### [Task objective]
Among the entries, which lines carry the string "billion"? Copy each of them.

* * * *

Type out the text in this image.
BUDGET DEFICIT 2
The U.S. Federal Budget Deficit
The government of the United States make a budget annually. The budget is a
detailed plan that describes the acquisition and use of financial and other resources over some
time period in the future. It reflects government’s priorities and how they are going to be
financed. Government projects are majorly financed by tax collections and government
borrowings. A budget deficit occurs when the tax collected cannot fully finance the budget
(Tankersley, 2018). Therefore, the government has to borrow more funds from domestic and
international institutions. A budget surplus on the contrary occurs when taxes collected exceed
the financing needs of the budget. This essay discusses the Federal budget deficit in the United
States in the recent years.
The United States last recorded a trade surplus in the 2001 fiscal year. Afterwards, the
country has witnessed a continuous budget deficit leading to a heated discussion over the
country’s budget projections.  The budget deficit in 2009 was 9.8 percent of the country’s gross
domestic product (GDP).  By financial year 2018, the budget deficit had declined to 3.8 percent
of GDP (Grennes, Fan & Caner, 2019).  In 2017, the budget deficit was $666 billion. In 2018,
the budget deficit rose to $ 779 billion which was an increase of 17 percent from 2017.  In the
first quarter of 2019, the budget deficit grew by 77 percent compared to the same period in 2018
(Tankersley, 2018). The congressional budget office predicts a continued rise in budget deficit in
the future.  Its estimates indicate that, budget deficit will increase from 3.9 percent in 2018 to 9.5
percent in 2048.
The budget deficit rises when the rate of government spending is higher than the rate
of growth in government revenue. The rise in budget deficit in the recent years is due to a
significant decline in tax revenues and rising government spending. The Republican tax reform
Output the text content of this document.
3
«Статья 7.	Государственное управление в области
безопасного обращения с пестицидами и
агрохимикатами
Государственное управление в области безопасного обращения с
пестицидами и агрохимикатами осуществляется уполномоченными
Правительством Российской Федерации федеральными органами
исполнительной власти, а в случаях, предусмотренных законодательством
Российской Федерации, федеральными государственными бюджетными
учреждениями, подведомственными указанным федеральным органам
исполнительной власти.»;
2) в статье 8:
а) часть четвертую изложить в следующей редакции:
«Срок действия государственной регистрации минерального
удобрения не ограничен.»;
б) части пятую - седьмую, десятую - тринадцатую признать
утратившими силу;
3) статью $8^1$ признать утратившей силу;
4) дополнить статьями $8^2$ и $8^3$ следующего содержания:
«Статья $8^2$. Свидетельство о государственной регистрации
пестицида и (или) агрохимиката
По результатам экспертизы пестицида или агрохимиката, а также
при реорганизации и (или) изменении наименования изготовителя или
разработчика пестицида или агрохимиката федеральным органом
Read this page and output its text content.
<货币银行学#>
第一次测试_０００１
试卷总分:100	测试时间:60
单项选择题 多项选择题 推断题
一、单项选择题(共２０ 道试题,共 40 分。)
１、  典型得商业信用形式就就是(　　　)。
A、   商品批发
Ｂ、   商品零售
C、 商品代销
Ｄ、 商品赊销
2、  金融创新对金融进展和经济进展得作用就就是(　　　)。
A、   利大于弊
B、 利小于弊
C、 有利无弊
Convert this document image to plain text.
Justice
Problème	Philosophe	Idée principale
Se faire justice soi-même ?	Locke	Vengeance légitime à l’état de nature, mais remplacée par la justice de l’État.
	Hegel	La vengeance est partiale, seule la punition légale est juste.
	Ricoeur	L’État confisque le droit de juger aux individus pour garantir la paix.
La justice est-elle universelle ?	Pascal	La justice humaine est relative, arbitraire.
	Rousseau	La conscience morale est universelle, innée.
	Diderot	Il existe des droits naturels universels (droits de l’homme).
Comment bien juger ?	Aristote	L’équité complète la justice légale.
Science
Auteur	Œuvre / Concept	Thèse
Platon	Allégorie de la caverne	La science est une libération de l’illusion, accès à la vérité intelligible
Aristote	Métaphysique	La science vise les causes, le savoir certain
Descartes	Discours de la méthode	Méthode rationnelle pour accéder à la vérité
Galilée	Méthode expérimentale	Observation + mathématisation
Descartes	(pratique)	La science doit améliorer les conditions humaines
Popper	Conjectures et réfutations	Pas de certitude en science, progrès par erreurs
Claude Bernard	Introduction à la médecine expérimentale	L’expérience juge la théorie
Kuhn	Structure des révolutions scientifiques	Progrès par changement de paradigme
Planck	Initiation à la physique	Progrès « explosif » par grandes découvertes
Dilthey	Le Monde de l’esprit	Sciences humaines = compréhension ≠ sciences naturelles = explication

* * * *

### [Result of this exercise]
of GDP (Grennes, Fan & Caner, 2019).  In 2017, the budget deficit was $666 billion. In 2018,
the budget deficit rose to $ 779 billion which was an increase of 17 percent from 2017.  In the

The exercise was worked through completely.